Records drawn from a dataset
== Segment start ==
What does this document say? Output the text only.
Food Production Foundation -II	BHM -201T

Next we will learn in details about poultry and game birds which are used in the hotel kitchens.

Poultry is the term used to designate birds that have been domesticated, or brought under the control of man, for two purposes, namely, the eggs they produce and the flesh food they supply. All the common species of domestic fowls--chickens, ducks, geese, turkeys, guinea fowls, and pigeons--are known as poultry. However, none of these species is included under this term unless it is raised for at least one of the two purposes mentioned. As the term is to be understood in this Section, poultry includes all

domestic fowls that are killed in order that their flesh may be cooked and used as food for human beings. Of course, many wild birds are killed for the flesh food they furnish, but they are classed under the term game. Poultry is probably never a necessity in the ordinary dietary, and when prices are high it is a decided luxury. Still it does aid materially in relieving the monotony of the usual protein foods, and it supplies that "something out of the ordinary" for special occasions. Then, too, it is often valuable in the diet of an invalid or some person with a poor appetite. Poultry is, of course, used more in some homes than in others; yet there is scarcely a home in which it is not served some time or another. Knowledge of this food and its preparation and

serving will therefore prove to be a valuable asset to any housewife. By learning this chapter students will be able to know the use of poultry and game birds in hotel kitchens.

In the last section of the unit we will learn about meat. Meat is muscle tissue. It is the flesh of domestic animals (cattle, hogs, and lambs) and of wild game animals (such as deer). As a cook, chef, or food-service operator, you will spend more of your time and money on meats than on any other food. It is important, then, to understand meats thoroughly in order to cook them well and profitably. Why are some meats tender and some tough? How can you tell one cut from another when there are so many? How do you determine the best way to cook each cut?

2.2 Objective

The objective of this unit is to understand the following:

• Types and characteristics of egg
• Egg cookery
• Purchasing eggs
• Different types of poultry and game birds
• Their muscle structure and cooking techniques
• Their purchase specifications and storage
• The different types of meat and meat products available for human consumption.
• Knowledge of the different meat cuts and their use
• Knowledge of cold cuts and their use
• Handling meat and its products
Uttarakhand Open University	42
== Segment end ==
§ **PROBLEM**
Please return the data above in full, without altering a single line.

§ **RESULT FOR THIS EXERCISE**
What does this document say? Output the text only.
Food Production Foundation -II	BHM -201T

Next we will learn in details about poultry and game birds which are used in the hotel kitchens.

Poultry is the term used to designate birds that have been domesticated, or brought under the control of man, for two purposes, namely, the eggs they produce and the flesh food they supply. All the common species of domestic fowls--chickens, ducks, geese, turkeys, guinea fowls, and pigeons--are known as poultry. However, none of these species is included under this term unless it is raised for at least one of the two purposes mentioned. As the term is to be understood in this Section, poultry includes all

domestic fowls that are killed in order that their flesh may be cooked and used as food for human beings. Of course, many wild birds are killed for the flesh food they furnish, but they are classed under the term game. Poultry is probably never a necessity in the ordinary dietary, and when prices are high it is a decided luxury. Still it does aid materially in relieving the monotony of the usual protein foods, and it supplies that "something out of the ordinary" for special occasions. Then, too, it is often valuable in the diet of an invalid or some person with a poor appetite. Poultry is, of course, used more in some homes than in others; yet there is scarcely a home in which it is not served some time or another. Knowledge of this food and its preparation and

serving will therefore prove to be a valuable asset to any housewife. By learning this chapter students will be able to know the use of poultry and game birds in hotel kitchens.

In the last section of the unit we will learn about meat. Meat is muscle tissue. It is the flesh of domestic animals (cattle, hogs, and lambs) and of wild game animals (such as deer). As a cook, chef, or food-service operator, you will spend more of your time and money on meats than on any other food. It is important, then, to understand meats thoroughly in order to cook them well and profitably. Why are some meats tender and some tough? How can you tell one cut from another when there are so many? How do you determine the best way to cook each cut?

2.2 Objective

The objective of this unit is to understand the following:

• Types and characteristics of egg
• Egg cookery
• Purchasing eggs
• Different types of poultry and game birds
• Their muscle structure and cooking techniques
• Their purchase specifications and storage
• The different types of meat and meat products available for human consumption.
• Knowledge of the different meat cuts and their use
• Knowledge of cold cuts and their use
• Handling meat and its products
Uttarakhand Open University	42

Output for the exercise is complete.